→ **Instruction A**
In the first listing, repeat every line from the one containing "top-y-tick-label: 1.0 (71, 144, 96, 163)" down to the one containing "predicted-star-point (701, 515, 716, 529)", both included.

→ **Given text**
# Arriving Calais 2.30am - what to do?



## H1-GBV (Feb 28, 2006)

Actually we're travelling on the Chunnel, but you get the idea - leave Folkstone around midnight after a days work in London + kip at Tesco's in Ashford (?). Heading towards Brittany (mid-September).

Do we fill up with fuel in Ashford and hit the empty roads? Is there a convenient (open, height, cash/credit card? manned?) fuel station in the vicinity of Cite Europe at that time of day? I never managed to find a high enough pump when we were there previously, so filled up in Calais (during the day). Is the saving going to be significant (depends on exchange rate - I know)?

Do I look for another couple of hours of sleep? Where? I hated Calais Plage - far too noisy! Or do I do 2-3 hours then look? I fancy St Valery en Caux (150 miles), but will there be any spaces at 6am?

Should I head for Mont-st-Michel (300miles) of early-morning driving?

Should I push on to Carnac (420 miles) in 1 day?

How about Ille de Rey (OK, it's not exactly Brittany, but somewhere I quite fancy) in 1 day?

My original plan was to go slowly, see the scenery (possibly Loire) etc, having only a couple of days actually "there". But I'm now thinking get to the coast quickly and relax for a few days, then crawl back.

All advice gratefully considered - thanks - Gordon


----------



## GerryD (Sep 20, 2007)

There is a fuel station on the way out of the Chunnel terminal, or Auchan at Coquelles. Spend the night at Cite Europe, safe and plenty of space.
Looked at St Valery en Caux couple of weeks ago when we were over there. Dangerous road in, will never go there again. Don't fancy risking reversing into the harbour.
Gerry


----------



## tonyt (May 25, 2005)

Head for Cite Europe (10 mins).

Get your head down for a few hours.

Awake partly refreshed, breakfast, fill up larder from Carrefour and then move on - nice and easy does it.


----------



## Sundial (May 11, 2005)

*Arriving late*

We always make our way to Le Touquet.

→ **Instruction B**
Continue the forum thread about arriving in Calais at 2:30am from where it stops.

→ **Element-and-box listings**
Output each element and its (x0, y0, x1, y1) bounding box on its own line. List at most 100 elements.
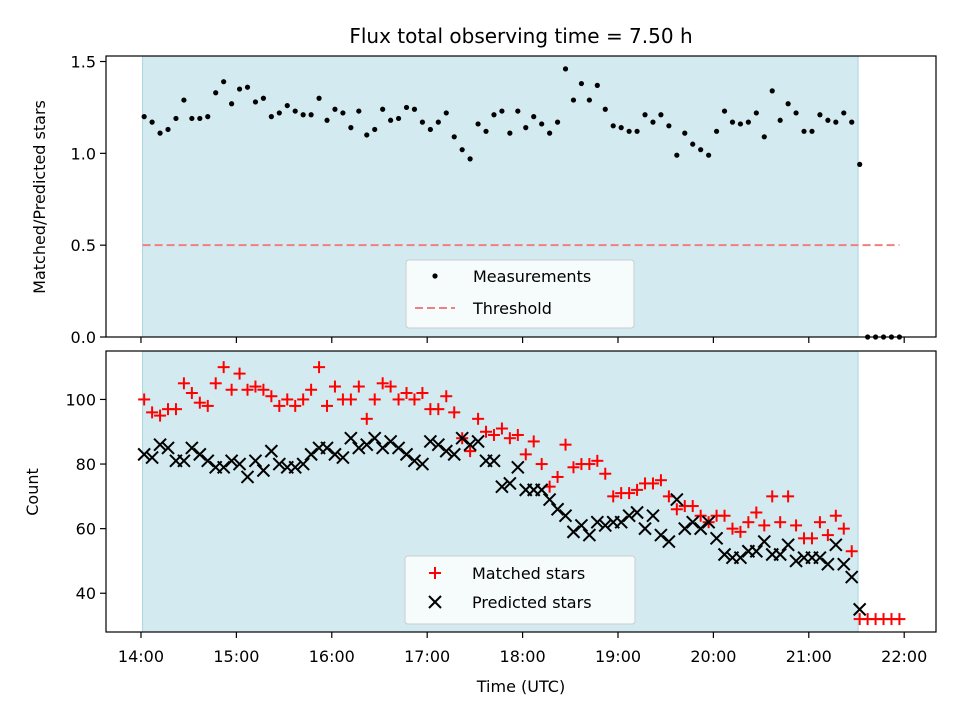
top-y-tick-label: 1.0 (71, 144, 96, 163)
matched-star-point (368, 393, 381, 406)
matched-star-point (328, 380, 341, 393)
predicted-star-point (375, 441, 390, 455)
measurement-point (570, 97, 577, 103)
measurement-point (594, 82, 600, 88)
predicted-star-point (550, 502, 565, 516)
matched-star-point (376, 377, 389, 390)
measurement-point (316, 95, 322, 101)
measurement-point (737, 121, 744, 127)
predicted-star-point (431, 437, 446, 452)
predicted-star-point (177, 454, 191, 468)
matched-star-point (782, 490, 795, 503)
measurement-point (515, 108, 521, 114)
predicted-star-point (701, 515, 716, 529)
measurement-point (674, 152, 680, 158)
predicted-star-point (137, 447, 151, 462)
measurement-point (721, 108, 728, 114)
measurement-point (332, 106, 338, 112)
predicted-star-point (757, 534, 771, 549)
predicted-star-point (852, 602, 867, 617)
measurement-point (197, 115, 203, 122)
predicted-star-point (256, 463, 271, 478)
predicted-star-point (383, 434, 398, 449)
measurement-point (809, 128, 815, 134)
measurement-point (626, 128, 632, 134)
predicted-star-point (717, 547, 732, 562)
measurement-point (244, 84, 251, 90)
legend-predicted-label: Predicted stars (472, 593, 592, 612)
predicted-star-point (845, 570, 859, 584)
legend-measurements-label: Measurements (473, 267, 591, 286)
predicted-star-point (391, 441, 406, 455)
bottom-x-tick-label: 21:00 (786, 647, 832, 666)
predicted-star-point (423, 434, 438, 449)
predicted-star-point (534, 483, 549, 497)
predicted-star-point (193, 447, 207, 462)
measurement-point (507, 130, 513, 136)
legend-measurements-marker (432, 273, 438, 279)
predicted-star-point (407, 454, 422, 468)
measurement-point (340, 110, 346, 116)
matched-star-point (805, 532, 818, 545)
predicted-star-point (670, 492, 684, 507)
predicted-star-point (542, 492, 557, 507)
measurement-point (841, 110, 847, 116)
bottom-x-tick-label: 22:00 (881, 647, 927, 666)
matched-star-point (448, 406, 461, 419)
predicted-star-point (495, 479, 509, 494)
matched-star-point (344, 393, 357, 406)
measurement-point (260, 95, 267, 101)
predicted-star-point (622, 509, 636, 523)
predicted-star-point (447, 447, 461, 462)
measurement-point (729, 119, 736, 125)
predicted-star-point (161, 441, 175, 455)
predicted-star-point (749, 544, 764, 558)
predicted-star-point (821, 557, 835, 571)
matched-star-point (758, 519, 771, 532)
matched-star-point (209, 377, 222, 390)
matched-star-point (495, 422, 508, 435)
matched-star-point (257, 383, 270, 396)
measurement-point (213, 90, 219, 96)
matched-star-point (686, 500, 699, 513)
matched-star-point (281, 393, 294, 406)
matched-star-point (138, 393, 151, 406)
matched-star-point (313, 361, 326, 374)
top-y-tick-label: 0.5 (71, 236, 96, 255)
predicted-star-point (471, 434, 485, 449)
matched-star-point (472, 412, 485, 425)
measurement-point (348, 125, 354, 131)
matched-star-point (400, 386, 413, 399)
matched-star-point (718, 509, 731, 522)
bottom-panel: 40 60 80 100 14:00 15:00 16:00 17:00 18:00 19:00… (23, 350, 937, 696)
measurement-point (356, 108, 362, 114)
predicted-star-point (145, 450, 159, 465)
predicted-star-point (511, 460, 525, 474)
matched-star-point (384, 380, 397, 393)
bottom-y-axis-label: Count (23, 468, 42, 516)
measurement-point (459, 147, 465, 153)
top-plot-frame (105, 55, 937, 338)
matched-star-point (813, 516, 826, 529)
predicted-star-point (288, 460, 302, 474)
matched-star-point (233, 367, 246, 380)
matched-star-point (829, 509, 842, 522)
matched-star-point (305, 383, 318, 396)
measurement-point (833, 119, 839, 125)
measurement-point (849, 119, 855, 125)
measurement-point (761, 134, 767, 140)
measurement-point (300, 112, 306, 118)
bottom-plot-frame (105, 350, 937, 633)
measurement-point (149, 119, 155, 125)
predicted-star-point (344, 431, 358, 445)
measurement-point (324, 117, 330, 123)
matched-star-point (646, 477, 659, 490)
matched-star-point (360, 412, 373, 425)
bottom-y-tick-label: 80 (76, 455, 96, 474)
predicted-star-point (153, 437, 167, 452)
measurement-point (372, 126, 378, 133)
bottom-y-tick-label: 40 (76, 584, 96, 603)
matched-star-point (177, 377, 190, 390)
bottom-x-axis-label: Time (UTC) (476, 677, 565, 696)
matched-star-point (527, 435, 540, 448)
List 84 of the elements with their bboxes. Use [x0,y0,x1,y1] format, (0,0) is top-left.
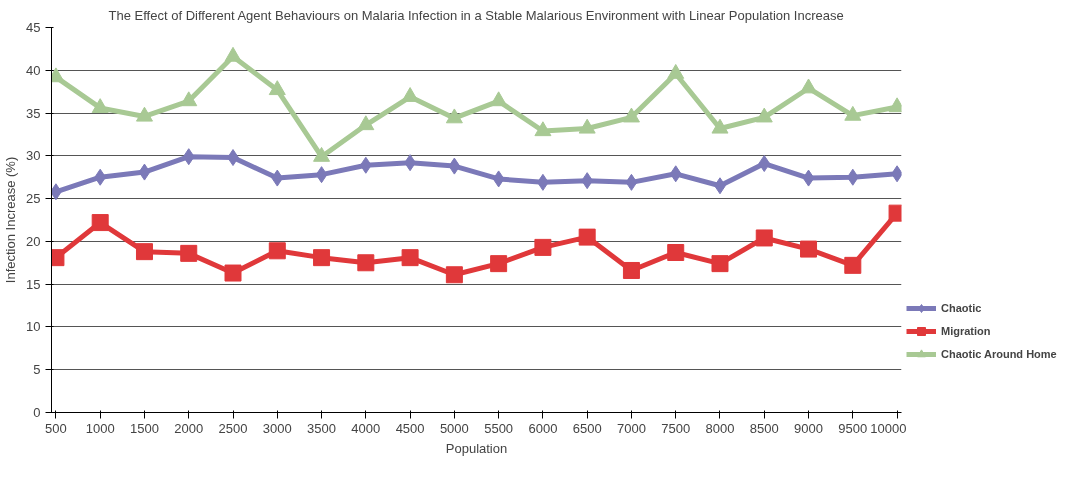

→ **Result A**
top-y-tick-label: 1.0 (71, 144, 96, 163)
matched-star-point (368, 393, 381, 406)
matched-star-point (328, 380, 341, 393)
predicted-star-point (375, 441, 390, 455)
measurement-point (570, 97, 577, 103)
measurement-point (594, 82, 600, 88)
predicted-star-point (550, 502, 565, 516)
matched-star-point (376, 377, 389, 390)
measurement-point (316, 95, 322, 101)
measurement-point (737, 121, 744, 127)
predicted-star-point (431, 437, 446, 452)
predicted-star-point (177, 454, 191, 468)
matched-star-point (782, 490, 795, 503)
measurement-point (515, 108, 521, 114)
predicted-star-point (701, 515, 716, 529)

→ **Result B**
If you need fuel before then (actually there is a Carrefour (24 hours) in the town - cheap fuel) - we would stop at Aachan (24 hours), St Martin Boulogne - just of the dual carriageway at the commercial centre - again good fuel prices.

Le Touquet will have spaces at that time of year - either the boat yard or the equestrian centre - both wonderfully quiet. Takes about an hour at that time of night.

Enjoy!
Sundial


----------



## KeithChesterfield (Mar 12, 2010)

If you normally fill with Diesel then do NOT fill up before crossing the Channel
Average prices in Northern France are around €1.10 - 1.12 per litre which converts to about 90p per litre.
Have a look at - www.prix-carburants.gouv.fr - for fuel prices throughout France.
And Cite Europe is your best bet.


----------



## wilse (Aug 10, 2007)

I wouldn't stop UK side.

When we've done a simiiar time [a few times], we head for Gravelines. [we drive from South Yorkshire].

It's only 30 mins from Calais, there's fuel on the way.
Get your head down, let the Missus [or Mister if that way inclined 8)] get up early doors and fetch the 'pain au chocolat' and set off refreshed after a good breakfast!

w


----------



## airbus330 (Aug 28, 2009)

Totally recommend the Aire at Gravelines. On the harbour wall, very quiet, lots of space, pretty town. Only a few miles in the wrong direction! Most importantly it seemed secure.


----------



## eddied (May 9, 2005)

*Fuel fill up in France*

 Ciao, can just echo the advice already given. Always arrive on the continent from GB with a nearly empty fuel tank.
saluti,
eddied


----------



## geordie01 (Apr 20, 2006)

gravelines for us there is a super u super market on the outkirts of the town you can see it from the aire across the river and the field does fuel


----------



## joedenise (Jul 20, 2007)

cite europe is good for overnight but i dont think its any good for fuel

tight for a car

joe


----------



## colpot (Jun 9, 2008)

We cross over at silly O'Clock (0045 sailing from Dover) and normally go to Arques and park next to the Bourne at the Campsite. Its about 45mins from Calais and we get our heads down for a few hours. Having said that I am about to look at Graveline as it sounds good. Sadly I have the All the Aires book in my briefcase as we are off on Friday night.


----------



## 96706 (Nov 13, 2005)

Gravelines no good if your heading to Brittany!!

As previously suggested, get your head down at Cite Europe ( follow signage as you leave the Chunnel exit road, first turning on right BEFORE you pass the fuel station). You overlook the tunnel complex. 

Then you can plan your early departure along to Rouen & beyond.


----------



## colpot (Jun 9, 2008)

Has anyone got the GPS Cordinates for the Gravelines Aire? Google shows a couple of places which could the Aire for parking.


----------



## peejay (May 10, 2005)

colpot said:


> Has anyone got the GPS Cordinates for the Gravelines Aire? Google shows a couple of places which could the Aire for parking.


http://www.motorhomefacts.com/modules.php?name=Campsites&op=display_results&csid=4172

Pete


----------



## H1-GBV (Feb 28, 2006)

Thanks everyone for the replies, although Gravelines was definitely NOT an option.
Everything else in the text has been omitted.